*THE EXERCISE*
Read the entries below and pull out each line with the string "Server".

# # # # #

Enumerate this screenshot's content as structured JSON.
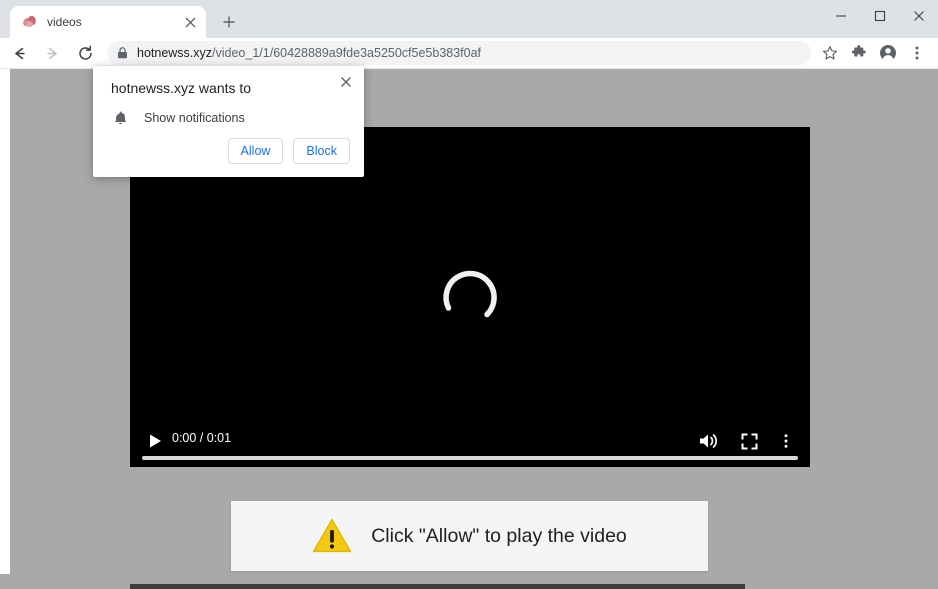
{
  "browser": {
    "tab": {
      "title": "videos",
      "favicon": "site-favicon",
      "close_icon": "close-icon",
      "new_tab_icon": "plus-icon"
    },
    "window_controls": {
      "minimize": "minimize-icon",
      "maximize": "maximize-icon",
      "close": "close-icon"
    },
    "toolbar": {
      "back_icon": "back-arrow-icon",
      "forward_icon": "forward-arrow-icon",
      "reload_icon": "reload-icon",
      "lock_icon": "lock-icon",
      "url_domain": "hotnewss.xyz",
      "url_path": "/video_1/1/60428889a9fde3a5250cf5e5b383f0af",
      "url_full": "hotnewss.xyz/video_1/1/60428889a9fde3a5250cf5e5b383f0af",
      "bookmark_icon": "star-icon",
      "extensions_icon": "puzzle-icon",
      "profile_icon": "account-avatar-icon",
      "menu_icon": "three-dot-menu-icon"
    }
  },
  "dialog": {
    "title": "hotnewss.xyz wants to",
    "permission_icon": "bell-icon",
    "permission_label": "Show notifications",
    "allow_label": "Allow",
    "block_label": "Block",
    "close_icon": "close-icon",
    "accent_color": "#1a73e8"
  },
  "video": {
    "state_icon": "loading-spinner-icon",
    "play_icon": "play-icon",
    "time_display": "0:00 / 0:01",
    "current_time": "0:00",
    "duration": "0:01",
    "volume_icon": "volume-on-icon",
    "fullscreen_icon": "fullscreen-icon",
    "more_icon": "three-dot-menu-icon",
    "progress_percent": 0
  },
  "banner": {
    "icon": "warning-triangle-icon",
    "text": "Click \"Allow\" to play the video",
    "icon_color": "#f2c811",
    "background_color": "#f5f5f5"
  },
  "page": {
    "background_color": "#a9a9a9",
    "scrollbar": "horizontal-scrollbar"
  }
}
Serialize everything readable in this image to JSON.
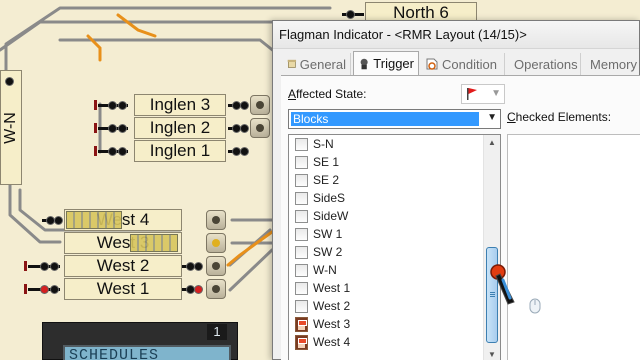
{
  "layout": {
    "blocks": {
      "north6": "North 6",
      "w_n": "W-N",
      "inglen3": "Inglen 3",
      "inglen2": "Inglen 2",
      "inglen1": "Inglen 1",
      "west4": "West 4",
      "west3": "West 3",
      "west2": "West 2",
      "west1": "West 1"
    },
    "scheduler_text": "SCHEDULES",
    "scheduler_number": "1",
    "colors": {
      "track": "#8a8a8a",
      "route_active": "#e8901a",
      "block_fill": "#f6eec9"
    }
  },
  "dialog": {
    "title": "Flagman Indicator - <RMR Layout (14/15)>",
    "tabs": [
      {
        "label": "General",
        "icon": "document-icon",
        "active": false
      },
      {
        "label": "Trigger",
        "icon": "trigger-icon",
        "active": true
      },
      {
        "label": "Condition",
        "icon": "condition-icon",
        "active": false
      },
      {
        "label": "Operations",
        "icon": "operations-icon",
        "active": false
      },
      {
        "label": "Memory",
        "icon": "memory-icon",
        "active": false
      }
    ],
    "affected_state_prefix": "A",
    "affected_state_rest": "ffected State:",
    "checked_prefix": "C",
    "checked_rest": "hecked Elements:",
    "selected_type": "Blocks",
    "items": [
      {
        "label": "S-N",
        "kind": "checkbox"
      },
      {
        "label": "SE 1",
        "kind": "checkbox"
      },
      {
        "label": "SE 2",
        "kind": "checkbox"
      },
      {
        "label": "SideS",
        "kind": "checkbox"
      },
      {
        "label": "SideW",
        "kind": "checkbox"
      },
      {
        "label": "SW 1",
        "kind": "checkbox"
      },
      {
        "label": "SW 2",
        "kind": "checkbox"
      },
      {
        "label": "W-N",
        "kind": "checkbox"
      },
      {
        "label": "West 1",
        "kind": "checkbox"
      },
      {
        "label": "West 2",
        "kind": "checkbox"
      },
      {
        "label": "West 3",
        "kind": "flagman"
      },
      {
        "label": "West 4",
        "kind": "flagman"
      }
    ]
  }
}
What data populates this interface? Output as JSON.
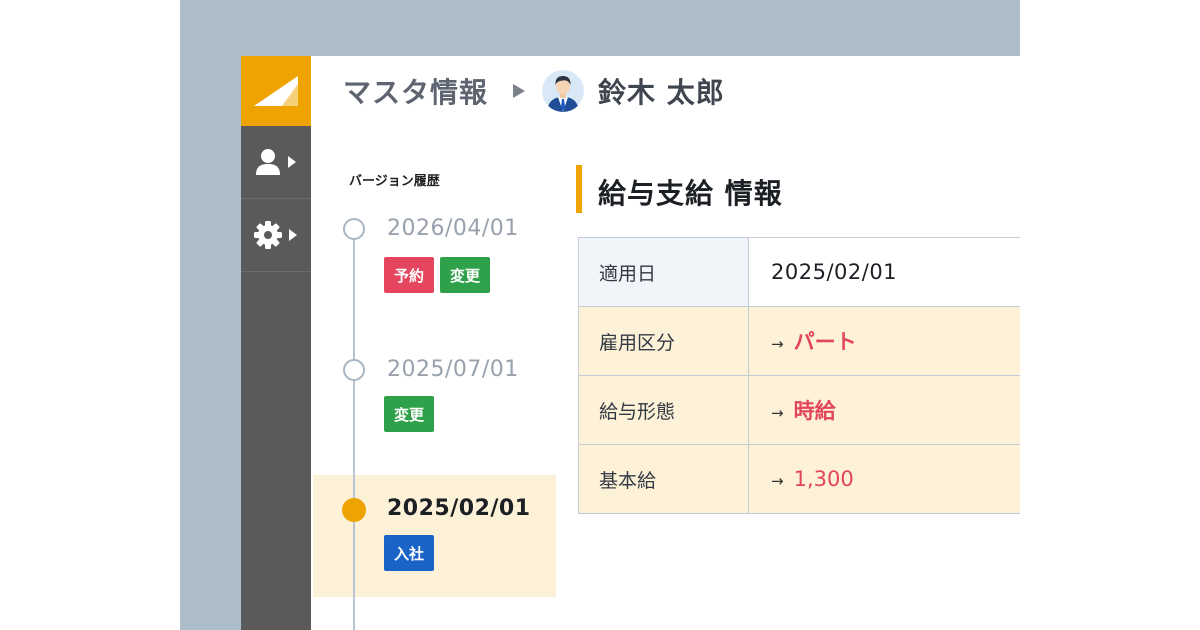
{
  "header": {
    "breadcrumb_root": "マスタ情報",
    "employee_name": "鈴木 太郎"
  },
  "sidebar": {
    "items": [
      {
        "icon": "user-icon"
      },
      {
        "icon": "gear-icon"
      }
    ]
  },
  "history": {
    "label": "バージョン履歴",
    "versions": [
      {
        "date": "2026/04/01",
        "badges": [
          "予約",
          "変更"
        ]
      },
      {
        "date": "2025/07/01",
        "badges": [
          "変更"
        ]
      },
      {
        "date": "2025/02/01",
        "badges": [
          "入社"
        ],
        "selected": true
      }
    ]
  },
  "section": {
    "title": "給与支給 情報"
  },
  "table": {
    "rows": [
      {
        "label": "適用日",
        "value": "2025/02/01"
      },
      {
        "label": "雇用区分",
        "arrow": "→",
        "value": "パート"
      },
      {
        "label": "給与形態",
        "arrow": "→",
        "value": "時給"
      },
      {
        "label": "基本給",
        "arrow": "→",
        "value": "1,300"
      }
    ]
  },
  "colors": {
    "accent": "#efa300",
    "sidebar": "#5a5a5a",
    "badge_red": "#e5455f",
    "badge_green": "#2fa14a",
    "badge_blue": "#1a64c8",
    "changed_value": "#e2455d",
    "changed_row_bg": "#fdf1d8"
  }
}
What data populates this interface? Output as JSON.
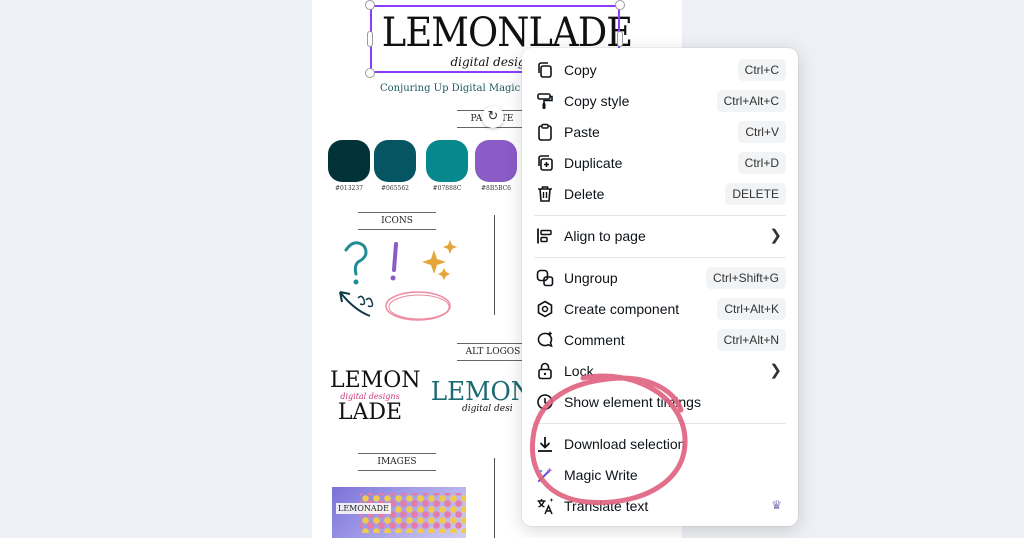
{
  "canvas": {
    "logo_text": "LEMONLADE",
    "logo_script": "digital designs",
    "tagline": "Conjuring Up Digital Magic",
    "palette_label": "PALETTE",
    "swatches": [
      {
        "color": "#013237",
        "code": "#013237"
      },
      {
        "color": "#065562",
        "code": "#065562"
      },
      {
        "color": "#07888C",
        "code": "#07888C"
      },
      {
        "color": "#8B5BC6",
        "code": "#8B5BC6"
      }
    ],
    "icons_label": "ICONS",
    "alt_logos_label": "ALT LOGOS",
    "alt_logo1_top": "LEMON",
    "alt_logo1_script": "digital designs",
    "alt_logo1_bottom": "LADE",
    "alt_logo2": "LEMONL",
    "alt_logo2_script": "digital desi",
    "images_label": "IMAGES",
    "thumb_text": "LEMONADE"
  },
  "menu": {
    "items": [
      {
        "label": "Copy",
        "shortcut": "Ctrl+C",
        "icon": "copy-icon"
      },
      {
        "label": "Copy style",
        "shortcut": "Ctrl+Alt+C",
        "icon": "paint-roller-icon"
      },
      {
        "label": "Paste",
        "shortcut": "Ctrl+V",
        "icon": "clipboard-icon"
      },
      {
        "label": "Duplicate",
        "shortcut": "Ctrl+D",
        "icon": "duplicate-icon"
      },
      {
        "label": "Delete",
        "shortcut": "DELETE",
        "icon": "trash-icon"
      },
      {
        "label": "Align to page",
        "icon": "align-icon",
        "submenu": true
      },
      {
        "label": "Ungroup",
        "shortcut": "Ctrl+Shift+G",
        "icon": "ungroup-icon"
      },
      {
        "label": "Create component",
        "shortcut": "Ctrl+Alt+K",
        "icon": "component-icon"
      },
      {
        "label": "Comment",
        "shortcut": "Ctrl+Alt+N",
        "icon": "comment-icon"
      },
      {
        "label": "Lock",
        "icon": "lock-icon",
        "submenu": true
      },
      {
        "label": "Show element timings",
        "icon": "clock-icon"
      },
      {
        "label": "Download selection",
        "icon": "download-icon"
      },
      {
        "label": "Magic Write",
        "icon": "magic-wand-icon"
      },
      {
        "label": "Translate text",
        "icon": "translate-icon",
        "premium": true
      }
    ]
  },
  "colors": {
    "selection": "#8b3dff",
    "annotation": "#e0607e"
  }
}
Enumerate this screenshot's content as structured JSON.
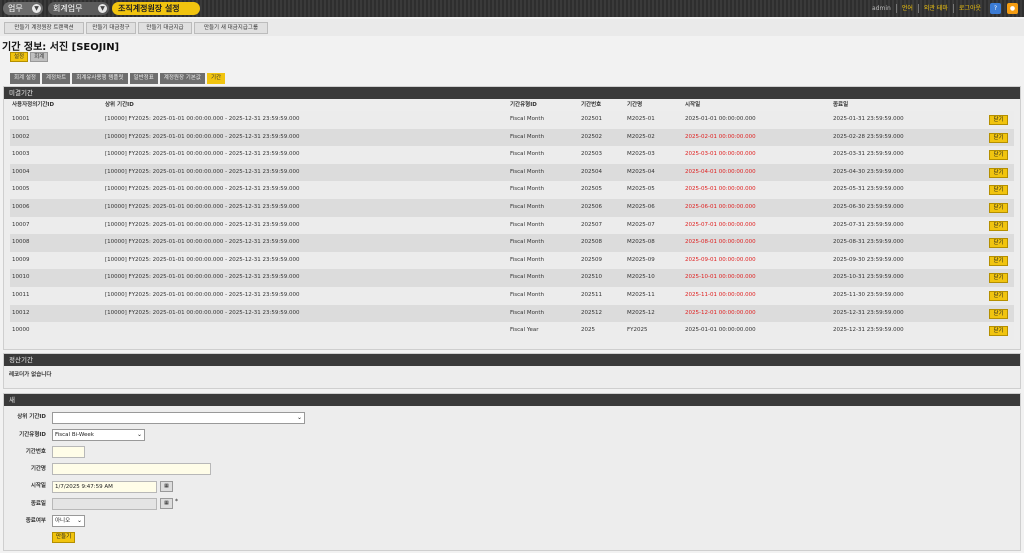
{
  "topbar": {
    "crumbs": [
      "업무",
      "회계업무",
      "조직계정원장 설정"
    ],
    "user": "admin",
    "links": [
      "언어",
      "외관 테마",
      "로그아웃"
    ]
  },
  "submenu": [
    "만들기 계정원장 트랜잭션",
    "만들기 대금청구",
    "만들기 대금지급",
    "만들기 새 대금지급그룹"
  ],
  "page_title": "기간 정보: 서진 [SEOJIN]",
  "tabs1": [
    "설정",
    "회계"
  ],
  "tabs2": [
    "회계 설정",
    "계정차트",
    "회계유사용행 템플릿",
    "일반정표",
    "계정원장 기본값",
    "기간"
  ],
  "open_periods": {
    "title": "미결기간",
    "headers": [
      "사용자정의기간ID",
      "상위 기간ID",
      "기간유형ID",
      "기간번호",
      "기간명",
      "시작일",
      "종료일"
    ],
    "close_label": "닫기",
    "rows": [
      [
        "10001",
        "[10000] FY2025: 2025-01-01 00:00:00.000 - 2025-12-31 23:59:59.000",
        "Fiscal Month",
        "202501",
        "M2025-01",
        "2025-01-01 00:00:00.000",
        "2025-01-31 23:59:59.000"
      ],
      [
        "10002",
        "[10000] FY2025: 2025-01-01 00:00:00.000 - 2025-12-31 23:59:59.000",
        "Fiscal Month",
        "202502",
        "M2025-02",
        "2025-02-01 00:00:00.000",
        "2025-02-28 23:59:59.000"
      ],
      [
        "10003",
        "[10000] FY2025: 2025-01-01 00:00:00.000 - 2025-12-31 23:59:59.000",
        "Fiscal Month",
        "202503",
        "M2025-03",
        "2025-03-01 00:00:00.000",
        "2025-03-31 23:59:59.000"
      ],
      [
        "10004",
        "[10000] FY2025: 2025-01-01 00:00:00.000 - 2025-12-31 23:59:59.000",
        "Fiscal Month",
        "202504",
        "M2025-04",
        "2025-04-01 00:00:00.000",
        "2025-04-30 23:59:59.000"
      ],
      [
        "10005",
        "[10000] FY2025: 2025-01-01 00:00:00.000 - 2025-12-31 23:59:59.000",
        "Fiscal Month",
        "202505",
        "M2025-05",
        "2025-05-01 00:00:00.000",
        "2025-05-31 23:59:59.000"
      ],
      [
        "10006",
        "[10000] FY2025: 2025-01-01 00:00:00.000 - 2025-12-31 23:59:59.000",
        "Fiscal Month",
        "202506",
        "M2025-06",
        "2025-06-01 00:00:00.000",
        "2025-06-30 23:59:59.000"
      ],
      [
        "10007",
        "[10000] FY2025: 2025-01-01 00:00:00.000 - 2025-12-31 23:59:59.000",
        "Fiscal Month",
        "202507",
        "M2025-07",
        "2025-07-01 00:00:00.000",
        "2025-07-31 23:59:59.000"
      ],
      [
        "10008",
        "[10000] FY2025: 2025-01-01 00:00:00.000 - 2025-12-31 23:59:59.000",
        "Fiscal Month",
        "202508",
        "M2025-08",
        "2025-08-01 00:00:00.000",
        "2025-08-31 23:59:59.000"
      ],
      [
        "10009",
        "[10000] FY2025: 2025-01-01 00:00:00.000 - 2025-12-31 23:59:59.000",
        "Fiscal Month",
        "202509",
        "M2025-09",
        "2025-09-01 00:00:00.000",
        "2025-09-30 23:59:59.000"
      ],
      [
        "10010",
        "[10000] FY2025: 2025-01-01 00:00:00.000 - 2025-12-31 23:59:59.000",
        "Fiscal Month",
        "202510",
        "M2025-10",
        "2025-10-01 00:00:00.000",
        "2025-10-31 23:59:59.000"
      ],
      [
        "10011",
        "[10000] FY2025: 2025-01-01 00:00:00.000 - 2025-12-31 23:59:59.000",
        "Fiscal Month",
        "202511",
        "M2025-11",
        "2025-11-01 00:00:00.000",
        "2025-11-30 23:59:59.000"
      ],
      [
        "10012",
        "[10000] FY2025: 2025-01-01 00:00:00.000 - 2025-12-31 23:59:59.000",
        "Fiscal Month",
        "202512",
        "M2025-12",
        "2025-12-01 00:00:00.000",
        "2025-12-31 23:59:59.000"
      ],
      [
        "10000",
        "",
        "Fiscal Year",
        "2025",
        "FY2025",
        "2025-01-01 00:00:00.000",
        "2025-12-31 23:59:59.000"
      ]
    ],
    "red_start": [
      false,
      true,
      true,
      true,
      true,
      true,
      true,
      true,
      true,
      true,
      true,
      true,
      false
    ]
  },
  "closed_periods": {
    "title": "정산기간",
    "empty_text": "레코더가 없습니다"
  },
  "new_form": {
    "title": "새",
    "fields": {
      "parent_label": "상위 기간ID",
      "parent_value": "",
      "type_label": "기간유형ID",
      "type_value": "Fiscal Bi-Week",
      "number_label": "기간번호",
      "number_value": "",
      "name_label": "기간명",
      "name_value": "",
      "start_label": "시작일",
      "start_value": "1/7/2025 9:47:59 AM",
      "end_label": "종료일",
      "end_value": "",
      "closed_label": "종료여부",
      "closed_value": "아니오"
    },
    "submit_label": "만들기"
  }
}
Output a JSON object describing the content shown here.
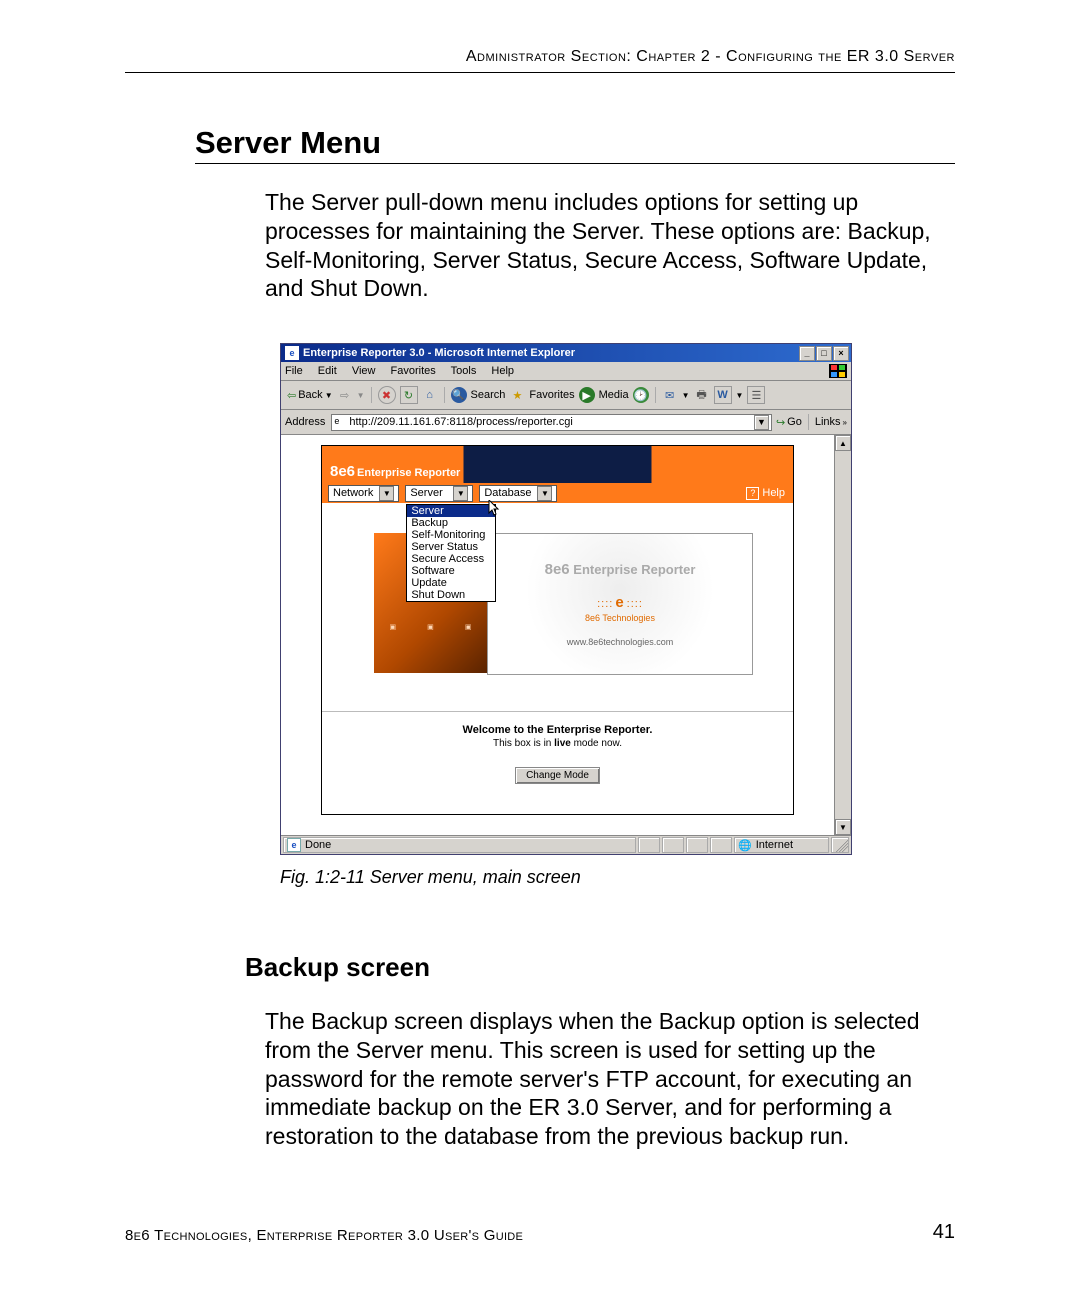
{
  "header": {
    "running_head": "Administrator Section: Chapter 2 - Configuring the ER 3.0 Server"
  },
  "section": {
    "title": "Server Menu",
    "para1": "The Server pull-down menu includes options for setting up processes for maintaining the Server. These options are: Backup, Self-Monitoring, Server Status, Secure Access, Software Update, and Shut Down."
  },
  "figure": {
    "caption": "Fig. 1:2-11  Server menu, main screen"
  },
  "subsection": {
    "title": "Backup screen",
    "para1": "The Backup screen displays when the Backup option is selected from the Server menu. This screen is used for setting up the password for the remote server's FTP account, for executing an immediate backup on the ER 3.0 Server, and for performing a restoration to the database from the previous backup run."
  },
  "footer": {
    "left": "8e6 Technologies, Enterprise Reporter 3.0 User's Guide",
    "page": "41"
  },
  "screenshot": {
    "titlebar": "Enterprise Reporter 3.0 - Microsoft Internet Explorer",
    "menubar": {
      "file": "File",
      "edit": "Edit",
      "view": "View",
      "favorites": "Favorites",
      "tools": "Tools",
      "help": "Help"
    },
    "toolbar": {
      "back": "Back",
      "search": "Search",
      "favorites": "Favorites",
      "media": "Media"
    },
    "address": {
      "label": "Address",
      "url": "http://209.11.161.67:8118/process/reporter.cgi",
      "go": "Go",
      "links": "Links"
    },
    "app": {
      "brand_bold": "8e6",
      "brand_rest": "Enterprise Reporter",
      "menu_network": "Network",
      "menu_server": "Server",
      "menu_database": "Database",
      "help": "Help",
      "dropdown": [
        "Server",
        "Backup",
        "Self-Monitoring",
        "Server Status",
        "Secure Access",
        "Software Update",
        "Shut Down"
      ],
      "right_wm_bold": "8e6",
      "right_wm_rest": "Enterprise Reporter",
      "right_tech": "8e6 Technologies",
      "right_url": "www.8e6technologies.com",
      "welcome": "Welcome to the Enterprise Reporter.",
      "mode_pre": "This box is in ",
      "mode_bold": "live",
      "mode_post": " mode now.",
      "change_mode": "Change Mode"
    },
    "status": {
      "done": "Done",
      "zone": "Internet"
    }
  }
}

# # # # #

*TASK RESULT*
    "running_head": "Administrator Section: Chapter 2 - Configuring the ER 3.0 Server"
    "title": "Server Menu",
    "para1": "The Server pull-down menu includes options for setting up processes for maintaining the Server. These options are: Backup, Self-Monitoring, Server Status, Secure Access, Software Update, and Shut Down."
    "caption": "Fig. 1:2-11  Server menu, main screen"
    "para1": "The Backup screen displays when the Backup option is selected from the Server menu. This screen is used for setting up the password for the remote server's FTP account, for executing an immediate backup on the ER 3.0 Server, and for performing a restoration to the database from the previous backup run."
      "menu_server": "Server",
        "Server",
        "Server Status",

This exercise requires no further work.